YOUR ASSIGNMENT: Copy out the Oyster keyboard review in full, word for word.

DOCUMENT EXCERPT:

If you liked the Oyster mouse, you may be glad to hear that there is now an ergonomic keyboard available under the same brand. Resembling the Kinesis Freestyle in shape and functionality, the Oyster adds a few innovations of its own – and a very attractive price point.
Positioning choices right out of the box
Like the Kinesis Freestyle, the Oyster keyboard comes in two separate halves connected by a cable. People with broad shoulders can put about fifteen inches between the modules, while smaller users – or those with smaller workspaces – can bring the two pieces together for a more compact footprint.
Center tilt is accomplished with two snap-on “feet,” which fold out to create three different angles. These feet attach firmly to the modules and fold away almost flat, so no obstacle is presented to portability. Non-skid rubber “boots” hold the elevated keyboard firmly in place while you’re typing.
Just break down and go mobile
Unlike most keyboards, the Oyster has no attached cables; everything plugs and unplugs from both ends. For purposes of mobility, this is great. Where the Kinesis Freestyle is amazingly awkward to wind up and carry with all its wires, the Oyster separates into components that all nest together nicely in its box. The cables are thinner, too, than those normally found on keyboards, which makes them easier to manage.
The one downside to detachable cables is the possibility of losing said cables. If this happens, though, fear not; the Oyster uses standard USB and mini USB connectors, so replacement should be no problem.
Every square inch matters
The Oyster is a small keyboard – significantly smaller than the Freestyle, and rivaling even the microscopic Goldtouch Go! Being split as well, it’s flexible enough to fit in with even the most claustrophobic desk setup.

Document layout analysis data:
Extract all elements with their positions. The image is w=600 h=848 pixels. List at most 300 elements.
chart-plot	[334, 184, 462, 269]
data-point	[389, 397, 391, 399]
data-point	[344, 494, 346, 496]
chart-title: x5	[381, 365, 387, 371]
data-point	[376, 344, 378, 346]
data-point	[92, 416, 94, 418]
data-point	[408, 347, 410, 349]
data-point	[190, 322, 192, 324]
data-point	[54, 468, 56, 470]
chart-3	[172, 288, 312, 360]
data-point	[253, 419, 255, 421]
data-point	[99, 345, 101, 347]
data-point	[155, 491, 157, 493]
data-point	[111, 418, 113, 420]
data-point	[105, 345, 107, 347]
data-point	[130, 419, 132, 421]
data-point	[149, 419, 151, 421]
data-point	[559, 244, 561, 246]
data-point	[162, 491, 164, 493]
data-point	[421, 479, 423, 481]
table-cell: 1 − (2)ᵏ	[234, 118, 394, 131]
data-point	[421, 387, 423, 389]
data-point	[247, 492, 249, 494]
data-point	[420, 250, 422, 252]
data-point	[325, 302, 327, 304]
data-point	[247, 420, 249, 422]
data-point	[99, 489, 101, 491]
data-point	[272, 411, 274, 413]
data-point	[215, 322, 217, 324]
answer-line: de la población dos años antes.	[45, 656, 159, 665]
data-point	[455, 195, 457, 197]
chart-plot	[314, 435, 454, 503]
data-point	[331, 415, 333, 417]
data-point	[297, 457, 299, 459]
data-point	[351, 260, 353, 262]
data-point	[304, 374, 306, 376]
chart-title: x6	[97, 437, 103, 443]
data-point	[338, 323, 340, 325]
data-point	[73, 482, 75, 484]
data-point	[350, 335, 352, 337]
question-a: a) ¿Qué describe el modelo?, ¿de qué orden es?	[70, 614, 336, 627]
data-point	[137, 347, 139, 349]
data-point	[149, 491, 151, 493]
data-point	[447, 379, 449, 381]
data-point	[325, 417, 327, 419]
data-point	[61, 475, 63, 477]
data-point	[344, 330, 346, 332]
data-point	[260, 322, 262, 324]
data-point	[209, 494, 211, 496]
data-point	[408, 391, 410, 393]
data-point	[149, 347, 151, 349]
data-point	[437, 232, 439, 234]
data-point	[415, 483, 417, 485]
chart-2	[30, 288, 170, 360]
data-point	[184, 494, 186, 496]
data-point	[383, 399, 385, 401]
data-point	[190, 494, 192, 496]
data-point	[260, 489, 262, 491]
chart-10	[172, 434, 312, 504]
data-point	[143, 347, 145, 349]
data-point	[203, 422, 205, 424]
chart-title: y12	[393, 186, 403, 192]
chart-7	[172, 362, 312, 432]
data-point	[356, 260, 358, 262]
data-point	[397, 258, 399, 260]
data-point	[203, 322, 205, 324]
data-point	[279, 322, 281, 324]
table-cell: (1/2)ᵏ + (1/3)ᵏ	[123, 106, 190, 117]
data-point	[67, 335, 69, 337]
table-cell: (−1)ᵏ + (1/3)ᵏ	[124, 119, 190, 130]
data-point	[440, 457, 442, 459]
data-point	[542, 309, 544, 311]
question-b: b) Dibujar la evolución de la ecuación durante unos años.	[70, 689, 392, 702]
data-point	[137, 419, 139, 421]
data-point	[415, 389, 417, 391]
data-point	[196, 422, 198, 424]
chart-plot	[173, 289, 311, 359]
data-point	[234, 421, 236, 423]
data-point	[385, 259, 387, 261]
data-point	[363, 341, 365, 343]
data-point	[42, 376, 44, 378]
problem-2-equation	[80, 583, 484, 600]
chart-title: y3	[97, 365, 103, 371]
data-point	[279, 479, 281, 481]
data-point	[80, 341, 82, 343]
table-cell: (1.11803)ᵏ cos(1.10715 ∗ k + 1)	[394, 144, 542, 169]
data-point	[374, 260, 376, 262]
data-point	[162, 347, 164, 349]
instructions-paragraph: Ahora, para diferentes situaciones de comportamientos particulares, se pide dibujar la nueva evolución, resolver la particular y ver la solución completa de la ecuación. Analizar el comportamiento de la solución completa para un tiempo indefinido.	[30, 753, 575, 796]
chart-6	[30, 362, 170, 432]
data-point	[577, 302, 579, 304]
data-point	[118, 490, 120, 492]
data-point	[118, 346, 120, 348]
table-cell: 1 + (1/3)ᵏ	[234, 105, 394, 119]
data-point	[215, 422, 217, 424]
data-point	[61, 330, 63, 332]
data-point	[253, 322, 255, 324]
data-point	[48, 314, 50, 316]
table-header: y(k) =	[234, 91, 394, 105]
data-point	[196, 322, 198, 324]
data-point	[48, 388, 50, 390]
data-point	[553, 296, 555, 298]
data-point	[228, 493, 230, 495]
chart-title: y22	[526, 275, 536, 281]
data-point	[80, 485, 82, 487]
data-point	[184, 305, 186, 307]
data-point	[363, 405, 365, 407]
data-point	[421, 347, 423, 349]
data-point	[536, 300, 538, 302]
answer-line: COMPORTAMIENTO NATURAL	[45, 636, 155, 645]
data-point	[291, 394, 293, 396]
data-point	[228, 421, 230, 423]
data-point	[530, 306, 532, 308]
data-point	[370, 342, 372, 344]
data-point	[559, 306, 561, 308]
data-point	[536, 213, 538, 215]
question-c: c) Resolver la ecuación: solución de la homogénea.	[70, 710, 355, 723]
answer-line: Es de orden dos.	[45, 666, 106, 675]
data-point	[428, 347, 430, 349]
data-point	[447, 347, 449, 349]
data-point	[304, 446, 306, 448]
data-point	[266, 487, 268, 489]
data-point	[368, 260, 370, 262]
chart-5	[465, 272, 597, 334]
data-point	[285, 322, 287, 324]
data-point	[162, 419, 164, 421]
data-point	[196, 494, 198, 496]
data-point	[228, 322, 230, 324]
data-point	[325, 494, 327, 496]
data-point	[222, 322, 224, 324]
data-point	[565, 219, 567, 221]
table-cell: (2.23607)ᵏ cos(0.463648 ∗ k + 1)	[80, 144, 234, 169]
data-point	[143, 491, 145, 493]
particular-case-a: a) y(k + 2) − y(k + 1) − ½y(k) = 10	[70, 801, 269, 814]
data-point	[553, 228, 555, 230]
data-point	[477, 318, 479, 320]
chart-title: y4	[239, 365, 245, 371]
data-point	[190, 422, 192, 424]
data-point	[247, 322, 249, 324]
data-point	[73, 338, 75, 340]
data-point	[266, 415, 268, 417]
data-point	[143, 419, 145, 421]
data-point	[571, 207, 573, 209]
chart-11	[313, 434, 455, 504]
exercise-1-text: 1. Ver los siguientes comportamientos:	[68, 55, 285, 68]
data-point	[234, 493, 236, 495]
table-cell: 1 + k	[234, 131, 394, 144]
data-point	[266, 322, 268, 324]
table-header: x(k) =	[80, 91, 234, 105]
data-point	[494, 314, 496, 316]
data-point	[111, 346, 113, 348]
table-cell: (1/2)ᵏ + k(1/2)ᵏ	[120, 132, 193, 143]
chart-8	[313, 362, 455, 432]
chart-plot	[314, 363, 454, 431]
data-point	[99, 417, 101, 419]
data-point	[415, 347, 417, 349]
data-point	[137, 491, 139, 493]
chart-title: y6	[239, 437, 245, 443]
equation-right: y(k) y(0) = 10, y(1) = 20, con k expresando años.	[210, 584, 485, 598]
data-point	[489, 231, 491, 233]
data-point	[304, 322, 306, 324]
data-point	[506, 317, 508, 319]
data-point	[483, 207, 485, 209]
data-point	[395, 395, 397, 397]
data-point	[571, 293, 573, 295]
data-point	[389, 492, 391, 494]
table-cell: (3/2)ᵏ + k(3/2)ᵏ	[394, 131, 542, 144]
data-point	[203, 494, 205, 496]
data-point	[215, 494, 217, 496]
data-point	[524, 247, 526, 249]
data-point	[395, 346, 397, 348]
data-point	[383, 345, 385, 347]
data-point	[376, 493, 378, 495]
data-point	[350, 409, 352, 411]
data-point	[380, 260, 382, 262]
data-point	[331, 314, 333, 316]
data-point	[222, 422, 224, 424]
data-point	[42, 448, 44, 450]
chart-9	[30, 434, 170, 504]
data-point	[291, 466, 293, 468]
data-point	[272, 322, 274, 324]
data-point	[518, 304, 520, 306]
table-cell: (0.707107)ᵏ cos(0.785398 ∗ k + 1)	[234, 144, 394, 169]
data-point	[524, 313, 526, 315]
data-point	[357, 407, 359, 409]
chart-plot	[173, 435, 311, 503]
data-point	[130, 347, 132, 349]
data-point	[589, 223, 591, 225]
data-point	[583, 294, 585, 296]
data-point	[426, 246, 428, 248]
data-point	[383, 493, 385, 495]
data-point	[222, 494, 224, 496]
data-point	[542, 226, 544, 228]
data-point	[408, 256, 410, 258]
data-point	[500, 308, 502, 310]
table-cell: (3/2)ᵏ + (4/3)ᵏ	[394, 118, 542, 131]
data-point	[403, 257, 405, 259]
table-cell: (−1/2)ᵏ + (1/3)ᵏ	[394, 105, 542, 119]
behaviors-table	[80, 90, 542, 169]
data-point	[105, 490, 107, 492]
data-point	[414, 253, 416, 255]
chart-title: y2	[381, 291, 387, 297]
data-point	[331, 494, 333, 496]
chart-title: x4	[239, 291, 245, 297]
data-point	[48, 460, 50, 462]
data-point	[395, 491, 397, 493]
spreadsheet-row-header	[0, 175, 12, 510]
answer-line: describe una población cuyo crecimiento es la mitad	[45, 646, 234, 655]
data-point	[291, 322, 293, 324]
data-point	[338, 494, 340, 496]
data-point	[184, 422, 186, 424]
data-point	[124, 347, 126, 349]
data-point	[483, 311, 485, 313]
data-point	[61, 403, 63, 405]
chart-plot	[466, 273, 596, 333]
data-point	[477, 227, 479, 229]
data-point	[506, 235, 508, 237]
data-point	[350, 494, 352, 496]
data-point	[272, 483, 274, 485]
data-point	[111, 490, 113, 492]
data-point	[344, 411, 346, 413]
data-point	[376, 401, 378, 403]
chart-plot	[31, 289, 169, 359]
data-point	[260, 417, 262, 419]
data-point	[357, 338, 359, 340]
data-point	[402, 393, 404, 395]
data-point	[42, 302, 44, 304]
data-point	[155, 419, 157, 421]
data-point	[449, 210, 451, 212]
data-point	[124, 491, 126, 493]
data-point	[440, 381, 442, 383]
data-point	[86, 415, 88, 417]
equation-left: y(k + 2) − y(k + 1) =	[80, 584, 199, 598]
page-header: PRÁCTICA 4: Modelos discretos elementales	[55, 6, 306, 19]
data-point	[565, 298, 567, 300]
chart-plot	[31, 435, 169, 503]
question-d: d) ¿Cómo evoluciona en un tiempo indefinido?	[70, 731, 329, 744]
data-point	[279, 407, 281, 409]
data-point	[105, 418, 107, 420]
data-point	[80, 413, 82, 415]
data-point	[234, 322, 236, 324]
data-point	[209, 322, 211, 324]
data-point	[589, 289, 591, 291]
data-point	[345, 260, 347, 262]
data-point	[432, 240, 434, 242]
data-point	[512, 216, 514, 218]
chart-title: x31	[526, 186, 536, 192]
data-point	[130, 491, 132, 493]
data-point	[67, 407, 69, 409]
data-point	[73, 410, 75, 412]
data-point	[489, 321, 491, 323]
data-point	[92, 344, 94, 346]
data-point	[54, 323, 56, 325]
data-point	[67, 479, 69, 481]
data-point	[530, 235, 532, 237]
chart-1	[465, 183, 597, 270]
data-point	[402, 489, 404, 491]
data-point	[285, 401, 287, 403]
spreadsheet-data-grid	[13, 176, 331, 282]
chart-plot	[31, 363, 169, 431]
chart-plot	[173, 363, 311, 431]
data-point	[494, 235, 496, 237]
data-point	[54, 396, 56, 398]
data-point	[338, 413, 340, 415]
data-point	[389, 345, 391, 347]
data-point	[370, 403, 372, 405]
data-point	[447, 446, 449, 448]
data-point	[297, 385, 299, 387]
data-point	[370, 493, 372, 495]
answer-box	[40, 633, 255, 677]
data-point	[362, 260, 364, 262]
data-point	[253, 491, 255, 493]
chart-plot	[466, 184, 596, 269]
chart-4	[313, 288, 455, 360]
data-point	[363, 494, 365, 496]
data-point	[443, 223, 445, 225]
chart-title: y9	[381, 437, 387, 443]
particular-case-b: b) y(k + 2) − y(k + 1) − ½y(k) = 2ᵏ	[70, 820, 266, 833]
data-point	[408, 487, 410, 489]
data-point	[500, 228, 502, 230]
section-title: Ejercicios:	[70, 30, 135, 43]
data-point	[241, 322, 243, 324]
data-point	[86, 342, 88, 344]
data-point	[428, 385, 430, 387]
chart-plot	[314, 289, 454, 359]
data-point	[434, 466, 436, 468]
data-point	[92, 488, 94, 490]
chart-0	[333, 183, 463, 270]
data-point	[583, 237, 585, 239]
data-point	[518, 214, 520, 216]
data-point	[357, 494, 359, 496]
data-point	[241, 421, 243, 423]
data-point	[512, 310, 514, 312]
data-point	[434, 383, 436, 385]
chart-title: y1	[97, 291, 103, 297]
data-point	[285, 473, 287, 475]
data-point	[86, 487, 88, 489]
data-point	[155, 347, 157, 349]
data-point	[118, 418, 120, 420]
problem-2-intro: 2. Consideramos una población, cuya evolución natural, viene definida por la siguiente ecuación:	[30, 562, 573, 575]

WRITTEN SOLUTION:
If you liked the Oyster mouse, you may be glad to hear that there is now an ergonomic keyboard available under the same brand. Resembling the Kinesis Freestyle in shape and functionality, the Oyster adds a few innovations of its own – and a very attractive price point.
Positioning choices right out of the box
Like the Kinesis Freestyle, the Oyster keyboard comes in two separate halves connected by a cable. People with broad shoulders can put about fifteen inches between the modules, while smaller users – or those with smaller workspaces – can bring the two pieces together for a more compact footprint.
Center tilt is accomplished with two snap-on “feet,” which fold out to create three different angles. These feet attach firmly to the modules and fold away almost flat, so no obstacle is presented to portability. Non-skid rubber “boots” hold the elevated keyboard firmly in place while you’re typing.
Just break down and go mobile
Unlike most keyboards, the Oyster has no attached cables; everything plugs and unplugs from both ends. For purposes of mobility, this is great. Where the Kinesis Freestyle is amazingly awkward to wind up and carry with all its wires, the Oyster separates into components that all nest together nicely in its box. The cables are thinner, too, than those normally found on keyboards, which makes them easier to manage.
The one downside to detachable cables is the possibility of losing said cables. If this happens, though, fear not; the Oyster uses standard USB and mini USB connectors, so replacement should be no problem.
Every square inch matters
The Oyster is a small keyboard – significantly smaller than the Freestyle, and rivaling even the microscopic Goldtouch Go! Being split as well, it’s flexible enough to fit in with even the most claustrophobic desk setup.